**Goal**
Reproduce each line exactly. Skip none.
--- Data supplied ---
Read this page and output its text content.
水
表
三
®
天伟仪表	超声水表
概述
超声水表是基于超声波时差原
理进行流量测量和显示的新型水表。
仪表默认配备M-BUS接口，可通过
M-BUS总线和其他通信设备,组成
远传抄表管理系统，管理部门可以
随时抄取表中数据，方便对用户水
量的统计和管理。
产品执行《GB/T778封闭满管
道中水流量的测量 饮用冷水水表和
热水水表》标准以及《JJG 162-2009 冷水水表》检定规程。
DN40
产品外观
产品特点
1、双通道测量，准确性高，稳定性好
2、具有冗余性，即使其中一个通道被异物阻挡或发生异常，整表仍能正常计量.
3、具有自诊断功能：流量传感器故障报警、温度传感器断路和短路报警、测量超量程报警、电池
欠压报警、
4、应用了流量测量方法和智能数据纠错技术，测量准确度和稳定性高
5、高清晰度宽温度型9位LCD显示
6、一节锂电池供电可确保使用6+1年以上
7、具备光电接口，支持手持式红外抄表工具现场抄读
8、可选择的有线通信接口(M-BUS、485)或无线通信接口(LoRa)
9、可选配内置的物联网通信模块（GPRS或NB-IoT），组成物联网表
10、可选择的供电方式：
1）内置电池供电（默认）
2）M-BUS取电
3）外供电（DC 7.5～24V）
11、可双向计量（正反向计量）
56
---
**Result of the task**
Read this page and output its text content.
水
表
三
®
天伟仪表	超声水表
概述
超声水表是基于超声波时差原
理进行流量测量和显示的新型水表。
仪表默认配备M-BUS接口，可通过
M-BUS总线和其他通信设备,组成
远传抄表管理系统，管理部门可以
随时抄取表中数据，方便对用户水
量的统计和管理。
产品执行《GB/T778封闭满管
道中水流量的测量 饮用冷水水表和
热水水表》标准以及《JJG 162-2009 冷水水表》检定规程。
DN40
产品外观
产品特点
1、双通道测量，准确性高，稳定性好
2、具有冗余性，即使其中一个通道被异物阻挡或发生异常，整表仍能正常计量.
3、具有自诊断功能：流量传感器故障报警、温度传感器断路和短路报警、测量超量程报警、电池
欠压报警、
4、应用了流量测量方法和智能数据纠错技术，测量准确度和稳定性高
5、高清晰度宽温度型9位LCD显示
6、一节锂电池供电可确保使用6+1年以上
7、具备光电接口，支持手持式红外抄表工具现场抄读
8、可选择的有线通信接口(M-BUS、485)或无线通信接口(LoRa)
9、可选配内置的物联网通信模块（GPRS或NB-IoT），组成物联网表
10、可选择的供电方式：
1）内置电池供电（默认）
2）M-BUS取电
3）外供电（DC 7.5～24V）
11、可双向计量（正反向计量）
56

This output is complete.